Trecho:
######

Segundo a versão da Polícia Militar do Ceará (PMCE) sobre o caso, "equipes da Força Tática do 17º Batalhão de Polícia Militar (17º BPM) atenderam a uma ocorrência no bairro Conjunto Ceará, em Fortaleza, envolvendo um homem de 37 anos".
"A equipe foi acionada, via Coordenadoria Integrada de Operações de Segurança (Ciops), com a informação de que o indivíduo estava agredindo várias pessoas, incluindo seu pai, além de danificar um veículo. Durante a abordagem, o suspeito investiu contra os policiais e tentou tomar a arma de um dos agentes", continuou a PMCE, em nota.
A Corporação acrescentou que, "diante da gravidade da situação, outras equipes policiais foram mobilizadas para conter o agressor. Durante a contenção, um policial militar sofreu lesões".
Ainda segundo a Polícia Militar, o suspeito foi levado a uma Unidade de Pronto Atendimento (UPA), onde recebeu atendimento médico sob escolta policial, e o caso foi apresentado no 32º Distrito Policial (32º DP), da Polícia Civil do Ceará (PCCE), onde o homem foi autuado por lesão corporal, dano e desacato.
A investigação policial resultou em denúncia do Ministério Público do Ceará (MPCE) contra o servidor público Carlos Fábio Mendonça de Araújo por duas lesões corporais, um dano qualificado (com violência à pessoa ou grave ameaça) e resistência, apresentada à Justiça no dia 26 de fevereiro último. A denúncia foi recebida pela 13ª Vara Criminal da Comarca de Fortaleza e o acusado virou réu, dois dias depois.
Conforme a denúncia do MPCE, um homem "relatou aos policiais que um homem havia subido em seu carro e começado a pular, momento em que desceu do veículo e o referido homem o agrediu, tendo o filho da vítima tentado intervir para contê-lo. Foi constatado que o infrator ainda estava nas proximidades, sendo perseguido por populares".
A Polícia Militar foi acionada e começou a perseguição ao suspeito, pelas ruas do bairro Conjunto Ceará. Carlos Fábio teria tentado pegar a arma de um policial, o que motivou a outro PM efetuar um disparo de arma não letal.
O Ministério Público narra ainda que outra composição policial abordou o suspeito na Avenida G, "mas novamente o indivíduo desobedeceu e avançou contra o policial para agredi-lo". Como resposta, um PM "efetuou disparo de arma letal na perna do infrator, que, mesmo assim, desobedeceu a ordem de parada e saiu correndo".

######

Extratos de dados:

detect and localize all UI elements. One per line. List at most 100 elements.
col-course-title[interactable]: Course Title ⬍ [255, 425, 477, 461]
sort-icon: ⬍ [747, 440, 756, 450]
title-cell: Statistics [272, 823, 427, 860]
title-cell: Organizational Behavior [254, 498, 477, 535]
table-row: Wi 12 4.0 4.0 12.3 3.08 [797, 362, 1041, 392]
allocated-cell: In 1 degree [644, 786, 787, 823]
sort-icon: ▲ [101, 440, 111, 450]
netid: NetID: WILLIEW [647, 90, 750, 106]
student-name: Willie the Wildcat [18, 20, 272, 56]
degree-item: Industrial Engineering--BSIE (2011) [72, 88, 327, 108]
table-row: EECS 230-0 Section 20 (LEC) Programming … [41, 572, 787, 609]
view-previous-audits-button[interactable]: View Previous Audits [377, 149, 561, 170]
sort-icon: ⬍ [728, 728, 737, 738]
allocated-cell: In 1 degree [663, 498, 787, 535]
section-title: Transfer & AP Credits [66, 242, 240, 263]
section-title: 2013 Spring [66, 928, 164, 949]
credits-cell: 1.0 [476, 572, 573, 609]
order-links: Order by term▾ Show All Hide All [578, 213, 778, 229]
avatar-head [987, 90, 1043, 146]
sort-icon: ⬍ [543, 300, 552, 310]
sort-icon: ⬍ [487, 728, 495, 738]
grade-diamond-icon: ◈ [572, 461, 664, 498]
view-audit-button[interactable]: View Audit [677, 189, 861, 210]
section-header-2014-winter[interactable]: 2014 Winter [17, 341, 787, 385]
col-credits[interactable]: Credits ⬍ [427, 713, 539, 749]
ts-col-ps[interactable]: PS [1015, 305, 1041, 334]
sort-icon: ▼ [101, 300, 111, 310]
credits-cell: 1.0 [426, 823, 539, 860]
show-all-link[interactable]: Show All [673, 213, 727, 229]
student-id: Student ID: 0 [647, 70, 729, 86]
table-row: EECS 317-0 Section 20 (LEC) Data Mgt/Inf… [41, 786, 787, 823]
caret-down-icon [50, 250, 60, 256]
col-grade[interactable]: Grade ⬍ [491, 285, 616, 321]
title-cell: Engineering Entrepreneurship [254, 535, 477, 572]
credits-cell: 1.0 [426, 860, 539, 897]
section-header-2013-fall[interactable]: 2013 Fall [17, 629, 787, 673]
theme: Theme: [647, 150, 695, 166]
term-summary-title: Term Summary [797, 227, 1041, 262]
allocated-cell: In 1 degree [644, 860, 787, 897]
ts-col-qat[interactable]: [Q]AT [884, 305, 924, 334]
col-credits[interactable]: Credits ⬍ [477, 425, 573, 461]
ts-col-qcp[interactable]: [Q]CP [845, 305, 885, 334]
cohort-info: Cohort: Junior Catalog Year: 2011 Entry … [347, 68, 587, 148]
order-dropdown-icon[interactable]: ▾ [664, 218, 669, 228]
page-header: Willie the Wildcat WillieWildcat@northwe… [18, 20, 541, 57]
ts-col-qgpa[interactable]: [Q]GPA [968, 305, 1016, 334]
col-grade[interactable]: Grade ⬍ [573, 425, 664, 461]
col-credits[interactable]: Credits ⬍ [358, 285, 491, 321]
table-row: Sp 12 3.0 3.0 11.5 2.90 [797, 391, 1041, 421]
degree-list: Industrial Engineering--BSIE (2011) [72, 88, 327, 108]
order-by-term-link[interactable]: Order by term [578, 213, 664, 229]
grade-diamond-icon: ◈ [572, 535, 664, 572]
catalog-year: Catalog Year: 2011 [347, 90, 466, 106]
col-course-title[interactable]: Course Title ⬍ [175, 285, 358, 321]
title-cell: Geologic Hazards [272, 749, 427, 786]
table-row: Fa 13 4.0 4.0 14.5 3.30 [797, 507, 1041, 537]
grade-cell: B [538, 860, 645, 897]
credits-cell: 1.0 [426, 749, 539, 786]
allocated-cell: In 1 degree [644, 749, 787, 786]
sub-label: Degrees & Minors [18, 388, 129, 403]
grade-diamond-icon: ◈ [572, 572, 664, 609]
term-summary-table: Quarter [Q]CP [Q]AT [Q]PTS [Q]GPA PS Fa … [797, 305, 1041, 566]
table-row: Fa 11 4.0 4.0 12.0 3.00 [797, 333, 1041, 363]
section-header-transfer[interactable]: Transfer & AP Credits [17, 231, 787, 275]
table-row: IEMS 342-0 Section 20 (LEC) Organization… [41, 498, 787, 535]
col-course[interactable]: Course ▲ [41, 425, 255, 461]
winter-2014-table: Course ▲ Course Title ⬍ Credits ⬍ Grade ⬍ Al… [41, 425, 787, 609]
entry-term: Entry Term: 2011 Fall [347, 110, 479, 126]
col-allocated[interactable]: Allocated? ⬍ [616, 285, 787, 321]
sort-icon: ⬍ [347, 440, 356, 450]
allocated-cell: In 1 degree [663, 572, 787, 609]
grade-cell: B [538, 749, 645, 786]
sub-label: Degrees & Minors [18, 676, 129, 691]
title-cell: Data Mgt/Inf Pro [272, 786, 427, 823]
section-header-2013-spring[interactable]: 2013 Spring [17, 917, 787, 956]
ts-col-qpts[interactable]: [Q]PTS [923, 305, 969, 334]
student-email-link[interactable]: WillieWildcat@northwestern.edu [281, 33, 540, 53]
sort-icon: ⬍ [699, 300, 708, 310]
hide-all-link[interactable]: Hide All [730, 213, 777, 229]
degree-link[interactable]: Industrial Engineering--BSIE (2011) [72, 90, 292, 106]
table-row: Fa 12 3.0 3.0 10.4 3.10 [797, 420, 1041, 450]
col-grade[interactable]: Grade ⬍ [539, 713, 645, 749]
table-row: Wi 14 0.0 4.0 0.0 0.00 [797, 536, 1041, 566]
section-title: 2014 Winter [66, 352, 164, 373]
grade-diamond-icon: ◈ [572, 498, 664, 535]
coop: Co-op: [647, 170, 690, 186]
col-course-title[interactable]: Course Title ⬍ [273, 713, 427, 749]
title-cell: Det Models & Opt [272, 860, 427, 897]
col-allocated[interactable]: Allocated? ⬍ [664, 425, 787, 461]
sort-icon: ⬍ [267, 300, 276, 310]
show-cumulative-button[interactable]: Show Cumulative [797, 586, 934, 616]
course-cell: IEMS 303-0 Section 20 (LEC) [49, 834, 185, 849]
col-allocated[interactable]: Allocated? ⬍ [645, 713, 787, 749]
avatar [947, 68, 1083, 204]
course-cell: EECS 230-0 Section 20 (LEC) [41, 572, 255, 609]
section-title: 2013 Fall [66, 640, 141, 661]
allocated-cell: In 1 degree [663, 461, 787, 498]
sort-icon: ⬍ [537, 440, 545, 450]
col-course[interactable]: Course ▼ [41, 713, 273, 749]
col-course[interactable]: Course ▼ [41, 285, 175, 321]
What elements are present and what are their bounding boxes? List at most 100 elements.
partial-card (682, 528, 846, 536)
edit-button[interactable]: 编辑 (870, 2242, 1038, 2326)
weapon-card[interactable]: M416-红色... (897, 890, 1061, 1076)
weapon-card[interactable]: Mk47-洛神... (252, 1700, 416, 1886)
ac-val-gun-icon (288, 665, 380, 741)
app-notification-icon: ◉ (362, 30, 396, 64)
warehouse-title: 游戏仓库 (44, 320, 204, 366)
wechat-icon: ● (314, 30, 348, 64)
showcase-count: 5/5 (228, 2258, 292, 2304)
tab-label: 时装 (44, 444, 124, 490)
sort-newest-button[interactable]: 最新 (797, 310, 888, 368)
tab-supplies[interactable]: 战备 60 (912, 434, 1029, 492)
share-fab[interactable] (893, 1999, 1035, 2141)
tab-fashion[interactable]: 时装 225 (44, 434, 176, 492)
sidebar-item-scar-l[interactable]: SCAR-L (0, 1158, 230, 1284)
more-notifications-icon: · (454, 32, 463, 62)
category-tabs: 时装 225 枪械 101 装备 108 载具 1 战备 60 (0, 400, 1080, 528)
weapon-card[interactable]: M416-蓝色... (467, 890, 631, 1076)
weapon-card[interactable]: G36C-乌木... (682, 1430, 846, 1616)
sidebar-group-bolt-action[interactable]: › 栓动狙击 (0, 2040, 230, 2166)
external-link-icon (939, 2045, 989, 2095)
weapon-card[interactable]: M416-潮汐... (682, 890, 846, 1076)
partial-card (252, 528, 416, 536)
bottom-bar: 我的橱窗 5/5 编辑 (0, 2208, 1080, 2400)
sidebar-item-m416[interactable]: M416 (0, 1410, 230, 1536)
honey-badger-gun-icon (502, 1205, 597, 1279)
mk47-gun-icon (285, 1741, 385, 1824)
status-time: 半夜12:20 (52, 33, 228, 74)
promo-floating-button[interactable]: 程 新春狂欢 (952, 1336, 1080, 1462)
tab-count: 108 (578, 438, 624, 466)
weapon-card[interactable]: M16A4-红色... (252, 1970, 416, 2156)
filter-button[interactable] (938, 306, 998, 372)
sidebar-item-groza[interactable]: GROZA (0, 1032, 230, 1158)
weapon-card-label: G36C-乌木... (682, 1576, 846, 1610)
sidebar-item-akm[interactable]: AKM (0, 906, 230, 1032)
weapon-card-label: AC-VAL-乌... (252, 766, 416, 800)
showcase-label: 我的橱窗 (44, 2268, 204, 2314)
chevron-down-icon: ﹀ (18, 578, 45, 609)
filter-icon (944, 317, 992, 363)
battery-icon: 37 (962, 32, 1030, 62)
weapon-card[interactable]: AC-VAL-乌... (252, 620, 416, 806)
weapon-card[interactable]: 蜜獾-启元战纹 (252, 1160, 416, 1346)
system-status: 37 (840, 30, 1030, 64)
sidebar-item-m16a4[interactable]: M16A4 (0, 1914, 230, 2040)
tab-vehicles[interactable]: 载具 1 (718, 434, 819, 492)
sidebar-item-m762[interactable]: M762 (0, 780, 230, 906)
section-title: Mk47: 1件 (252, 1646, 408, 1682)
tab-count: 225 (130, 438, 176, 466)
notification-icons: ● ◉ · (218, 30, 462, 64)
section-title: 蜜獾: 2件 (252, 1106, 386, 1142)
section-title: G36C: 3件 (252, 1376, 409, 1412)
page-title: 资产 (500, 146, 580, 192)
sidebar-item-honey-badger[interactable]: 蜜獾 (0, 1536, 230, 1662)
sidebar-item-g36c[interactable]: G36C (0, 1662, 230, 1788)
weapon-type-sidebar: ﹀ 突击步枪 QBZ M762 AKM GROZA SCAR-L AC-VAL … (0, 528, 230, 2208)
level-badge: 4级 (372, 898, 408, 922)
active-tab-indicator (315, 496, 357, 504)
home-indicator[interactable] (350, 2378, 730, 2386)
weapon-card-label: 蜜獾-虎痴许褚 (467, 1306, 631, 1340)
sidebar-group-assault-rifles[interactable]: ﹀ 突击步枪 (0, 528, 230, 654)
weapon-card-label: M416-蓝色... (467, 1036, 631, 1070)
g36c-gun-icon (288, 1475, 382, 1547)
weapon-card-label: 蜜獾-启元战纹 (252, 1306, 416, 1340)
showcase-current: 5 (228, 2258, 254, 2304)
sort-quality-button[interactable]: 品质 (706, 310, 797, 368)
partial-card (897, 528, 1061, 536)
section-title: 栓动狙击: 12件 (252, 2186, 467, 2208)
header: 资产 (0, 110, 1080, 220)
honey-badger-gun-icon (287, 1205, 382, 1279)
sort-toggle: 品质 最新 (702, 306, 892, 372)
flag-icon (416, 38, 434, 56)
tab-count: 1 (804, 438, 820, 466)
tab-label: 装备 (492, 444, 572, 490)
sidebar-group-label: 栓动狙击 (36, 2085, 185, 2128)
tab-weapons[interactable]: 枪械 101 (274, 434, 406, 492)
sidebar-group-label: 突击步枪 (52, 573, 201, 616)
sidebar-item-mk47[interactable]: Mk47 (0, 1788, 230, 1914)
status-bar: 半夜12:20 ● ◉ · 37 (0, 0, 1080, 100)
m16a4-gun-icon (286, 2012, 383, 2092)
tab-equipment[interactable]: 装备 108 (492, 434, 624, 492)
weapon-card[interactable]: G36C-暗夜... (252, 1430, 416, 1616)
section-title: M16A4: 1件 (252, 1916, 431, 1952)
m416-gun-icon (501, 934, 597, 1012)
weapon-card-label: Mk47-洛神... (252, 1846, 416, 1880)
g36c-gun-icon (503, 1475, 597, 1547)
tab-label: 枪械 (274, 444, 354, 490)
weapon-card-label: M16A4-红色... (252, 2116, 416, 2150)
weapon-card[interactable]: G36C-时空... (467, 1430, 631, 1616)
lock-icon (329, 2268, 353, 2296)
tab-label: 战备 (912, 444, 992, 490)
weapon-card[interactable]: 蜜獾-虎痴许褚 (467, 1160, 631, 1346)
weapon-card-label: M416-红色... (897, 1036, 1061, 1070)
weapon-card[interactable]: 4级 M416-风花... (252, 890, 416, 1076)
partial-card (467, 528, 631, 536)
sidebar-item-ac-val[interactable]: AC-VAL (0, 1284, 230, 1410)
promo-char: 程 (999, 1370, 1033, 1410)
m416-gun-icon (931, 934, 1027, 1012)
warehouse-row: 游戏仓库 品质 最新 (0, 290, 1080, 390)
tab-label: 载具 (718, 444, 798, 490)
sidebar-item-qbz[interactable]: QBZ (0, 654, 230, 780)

######

Continue o texto sobre a ocorrência policial no Conjunto Ceará a partir da última frase apresentada.

Resposta:
"Mais à frente, o acusado foi abordado novamente e recebeu voz de prisão, tendo a composição policial necessitado utilizar de força para algemá-lo, pois estava bastante violento e incontrolável. Posteriormente, os policiais tomaram conhecimento de que o acusado era faixa preta de Jiu Jitsu e que tinha agredido vários transeuntes, tendo também sofrido algumas lesões praticadas por populares."
Apesar da denúncia criminal, o Ministério Público do Ceará solicitou à Justiça a instauração de Incidente de Insanidade Mental, para verificar se o acusado tem doença mental, o que pode torná-lo penalmente inimputável (ou seja, ele pode não ter a compreensão do ato ilícito cometido). A 13ª Vara Criminal acolheu o pedido e instaurou o Incidente, no dia 28 de fevereiro deste ano.
O MPCE indicou que "há indícios de que Carlos Fábio seja portador de transtornos psiquiátricos, já tendo passado por internamentos e tratamentos medicamentosos".
Conforme a decisão judicial, "basta a dúvida sobre a integridade mental do acusado, como consta expressamente do art. 149 do CPP. No presente caso, a dúvida existe, haja vista não haver nos autos qualquer Laudo Pericial acerca da doença mental indiciado".
A Perícia Forense do Ceará (Pefoce) agendou o Exame Pericial Psiquiátrico de Carlos Fábio Mendonça de Araújo para o dia 21 de janeiro de 2026, daqui a mais de 9 meses. "Estamos cientes da prioridade e que a data escolhida é a mais breve possível na agenda deste Setor de Psiquiatria da Pefoce, que se encontra com elevadíssima demanda judicial e quadro reduzido de peritos", justificou o auxiliar de perícia do Setor de Psiquiatria Forense.